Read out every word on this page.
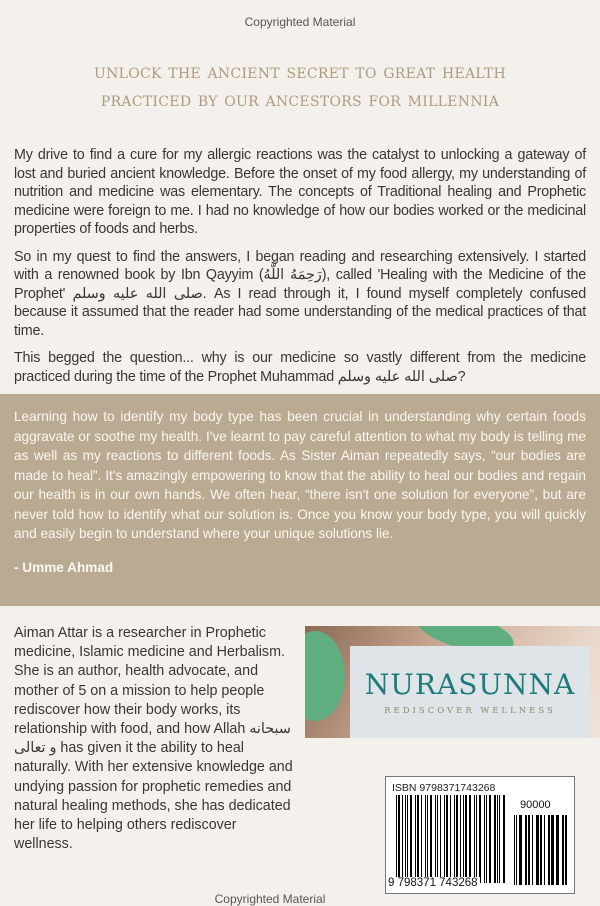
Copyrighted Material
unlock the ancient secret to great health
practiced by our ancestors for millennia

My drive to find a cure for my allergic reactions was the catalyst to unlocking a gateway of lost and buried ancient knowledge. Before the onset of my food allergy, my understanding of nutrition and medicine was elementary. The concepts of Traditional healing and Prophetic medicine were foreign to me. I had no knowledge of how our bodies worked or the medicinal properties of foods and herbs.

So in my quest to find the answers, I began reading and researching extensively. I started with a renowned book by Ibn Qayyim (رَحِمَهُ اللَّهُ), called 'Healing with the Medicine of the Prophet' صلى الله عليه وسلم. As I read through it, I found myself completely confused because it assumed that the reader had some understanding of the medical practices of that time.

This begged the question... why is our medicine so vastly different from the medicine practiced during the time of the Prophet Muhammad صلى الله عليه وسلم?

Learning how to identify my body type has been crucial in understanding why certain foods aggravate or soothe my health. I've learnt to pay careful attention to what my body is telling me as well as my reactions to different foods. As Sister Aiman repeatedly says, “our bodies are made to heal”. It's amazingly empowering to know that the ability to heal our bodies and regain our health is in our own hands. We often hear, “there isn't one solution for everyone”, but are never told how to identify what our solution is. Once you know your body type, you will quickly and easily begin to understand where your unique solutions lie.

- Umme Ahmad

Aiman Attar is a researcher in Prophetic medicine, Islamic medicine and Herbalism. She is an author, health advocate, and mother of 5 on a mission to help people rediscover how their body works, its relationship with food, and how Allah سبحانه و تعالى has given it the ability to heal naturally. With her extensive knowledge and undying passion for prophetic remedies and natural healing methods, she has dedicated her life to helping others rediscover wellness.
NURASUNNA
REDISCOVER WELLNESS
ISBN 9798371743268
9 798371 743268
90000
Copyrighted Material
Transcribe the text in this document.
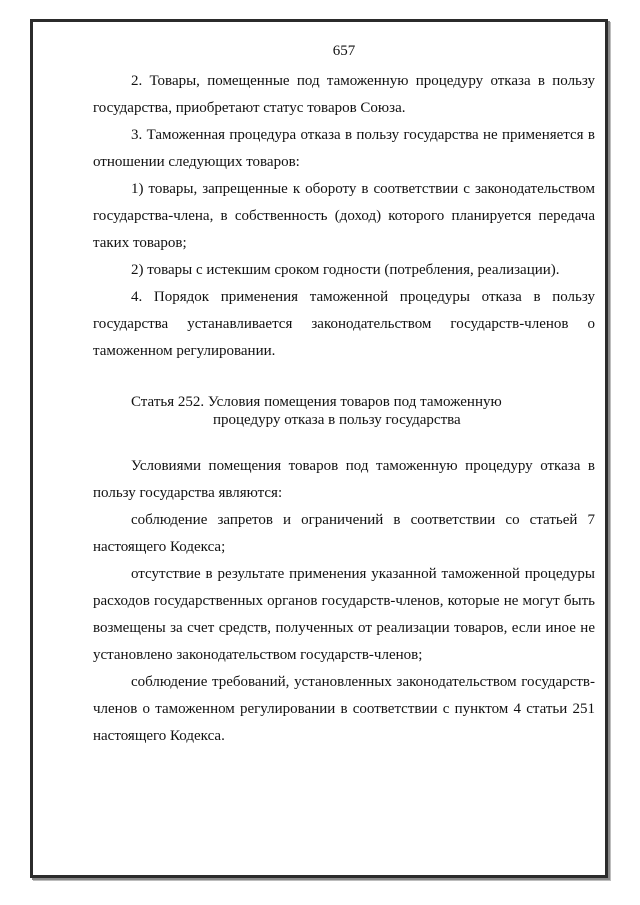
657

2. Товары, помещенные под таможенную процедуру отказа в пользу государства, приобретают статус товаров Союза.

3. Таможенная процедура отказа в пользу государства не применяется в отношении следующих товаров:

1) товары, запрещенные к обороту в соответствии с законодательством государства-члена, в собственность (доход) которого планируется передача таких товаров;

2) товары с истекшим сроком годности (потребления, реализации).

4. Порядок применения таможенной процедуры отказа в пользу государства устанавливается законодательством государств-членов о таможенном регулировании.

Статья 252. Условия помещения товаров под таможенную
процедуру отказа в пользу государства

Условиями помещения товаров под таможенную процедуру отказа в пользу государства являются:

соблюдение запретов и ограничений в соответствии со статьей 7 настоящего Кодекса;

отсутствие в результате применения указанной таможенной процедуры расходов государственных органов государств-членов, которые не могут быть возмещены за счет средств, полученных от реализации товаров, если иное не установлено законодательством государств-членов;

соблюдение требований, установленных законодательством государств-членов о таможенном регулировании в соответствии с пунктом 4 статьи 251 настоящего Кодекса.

[GIVEN REQUEST] Transcribe the records above exactly, omitting every picture they contain.

[OUTPUT FOR THIS EXERCISE]
Read out every word on this page.
Copyrighted Material
unlock the ancient secret to great health
practiced by our ancestors for millennia

My drive to find a cure for my allergic reactions was the catalyst to unlocking a gateway of lost and buried ancient knowledge. Before the onset of my food allergy, my understanding of nutrition and medicine was elementary. The concepts of Traditional healing and Prophetic medicine were foreign to me. I had no knowledge of how our bodies worked or the medicinal properties of foods and herbs.

So in my quest to find the answers, I began reading and researching extensively. I started with a renowned book by Ibn Qayyim (رَحِمَهُ اللَّهُ), called 'Healing with the Medicine of the Prophet' صلى الله عليه وسلم. As I read through it, I found myself completely confused because it assumed that the reader had some understanding of the medical practices of that time.

This begged the question... why is our medicine so vastly different from the medicine practiced during the time of the Prophet Muhammad صلى الله عليه وسلم?

Learning how to identify my body type has been crucial in understanding why certain foods aggravate or soothe my health. I've learnt to pay careful attention to what my body is telling me as well as my reactions to different foods. As Sister Aiman repeatedly says, “our bodies are made to heal”. It's amazingly empowering to know that the ability to heal our bodies and regain our health is in our own hands. We often hear, “there isn't one solution for everyone”, but are never told how to identify what our solution is. Once you know your body type, you will quickly and easily begin to understand where your unique solutions lie.

- Umme Ahmad

Aiman Attar is a researcher in Prophetic medicine, Islamic medicine and Herbalism. She is an author, health advocate, and mother of 5 on a mission to help people rediscover how their body works, its relationship with food, and how Allah سبحانه و تعالى has given it the ability to heal naturally. With her extensive knowledge and undying passion for prophetic remedies and natural healing methods, she has dedicated her life to helping others rediscover wellness.
NURASUNNA
REDISCOVER WELLNESS
ISBN 9798371743268
9 798371 743268
90000
Copyrighted Material
Transcribe the text in this document.
657

2. Товары, помещенные под таможенную процедуру отказа в пользу государства, приобретают статус товаров Союза.

3. Таможенная процедура отказа в пользу государства не применяется в отношении следующих товаров:

1) товары, запрещенные к обороту в соответствии с законодательством государства-члена, в собственность (доход) которого планируется передача таких товаров;

2) товары с истекшим сроком годности (потребления, реализации).

4. Порядок применения таможенной процедуры отказа в пользу государства устанавливается законодательством государств-членов о таможенном регулировании.

Статья 252. Условия помещения товаров под таможенную
процедуру отказа в пользу государства

Условиями помещения товаров под таможенную процедуру отказа в пользу государства являются:

соблюдение запретов и ограничений в соответствии со статьей 7 настоящего Кодекса;

отсутствие в результате применения указанной таможенной процедуры расходов государственных органов государств-членов, которые не могут быть возмещены за счет средств, полученных от реализации товаров, если иное не установлено законодательством государств-членов;

соблюдение требований, установленных законодательством государств-членов о таможенном регулировании в соответствии с пунктом 4 статьи 251 настоящего Кодекса.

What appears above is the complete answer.